● Task goal
Repeat the material in full. Keep every line exactly as it is.
** Start Exercise input **
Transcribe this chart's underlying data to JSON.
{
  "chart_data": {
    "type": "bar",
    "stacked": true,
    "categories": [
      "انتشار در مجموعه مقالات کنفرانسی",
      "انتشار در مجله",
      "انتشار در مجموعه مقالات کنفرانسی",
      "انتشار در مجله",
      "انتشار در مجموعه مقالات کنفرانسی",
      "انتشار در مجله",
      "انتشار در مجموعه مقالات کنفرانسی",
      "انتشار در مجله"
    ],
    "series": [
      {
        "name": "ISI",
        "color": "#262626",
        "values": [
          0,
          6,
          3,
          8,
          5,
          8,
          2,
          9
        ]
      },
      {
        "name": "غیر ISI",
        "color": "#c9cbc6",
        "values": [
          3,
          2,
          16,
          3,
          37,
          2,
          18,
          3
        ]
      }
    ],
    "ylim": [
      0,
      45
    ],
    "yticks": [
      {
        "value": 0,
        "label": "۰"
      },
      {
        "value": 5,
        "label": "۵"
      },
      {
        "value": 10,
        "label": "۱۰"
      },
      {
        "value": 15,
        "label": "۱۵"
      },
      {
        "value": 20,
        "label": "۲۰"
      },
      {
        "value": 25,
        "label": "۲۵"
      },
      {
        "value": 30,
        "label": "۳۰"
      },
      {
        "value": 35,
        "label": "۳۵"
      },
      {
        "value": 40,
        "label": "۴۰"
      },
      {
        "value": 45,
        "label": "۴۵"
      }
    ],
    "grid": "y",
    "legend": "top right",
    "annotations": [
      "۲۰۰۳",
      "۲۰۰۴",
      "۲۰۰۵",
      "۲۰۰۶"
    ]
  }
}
** End Exercise input **
● Result of the exercise
Transcribe this chart's underlying data to JSON.
{
  "chart_data": {
    "type": "bar",
    "stacked": true,
    "categories": [
      "انتشار در مجموعه مقالات کنفرانسی",
      "انتشار در مجله",
      "انتشار در مجموعه مقالات کنفرانسی",
      "انتشار در مجله",
      "انتشار در مجموعه مقالات کنفرانسی",
      "انتشار در مجله",
      "انتشار در مجموعه مقالات کنفرانسی",
      "انتشار در مجله"
    ],
    "series": [
      {
        "name": "ISI",
        "color": "#262626",
        "values": [
          0,
          6,
          3,
          8,
          5,
          8,
          2,
          9
        ]
      },
      {
        "name": "غیر ISI",
        "color": "#c9cbc6",
        "values": [
          3,
          2,
          16,
          3,
          37,
          2,
          18,
          3
        ]
      }
    ],
    "ylim": [
      0,
      45
    ],
    "yticks": [
      {
        "value": 0,
        "label": "۰"
      },
      {
        "value": 5,
        "label": "۵"
      },
      {
        "value": 10,
        "label": "۱۰"
      },
      {
        "value": 15,
        "label": "۱۵"
      },
      {
        "value": 20,
        "label": "۲۰"
      },
      {
        "value": 25,
        "label": "۲۵"
      },
      {
        "value": 30,
        "label": "۳۰"
      },
      {
        "value": 35,
        "label": "۳۵"
      },
      {
        "value": 40,
        "label": "۴۰"
      },
      {
        "value": 45,
        "label": "۴۵"
      }
    ],
    "grid": "y",
    "legend": "top right",
    "annotations": [
      "۲۰۰۳",
      "۲۰۰۴",
      "۲۰۰۵",
      "۲۰۰۶"
    ]
  }
}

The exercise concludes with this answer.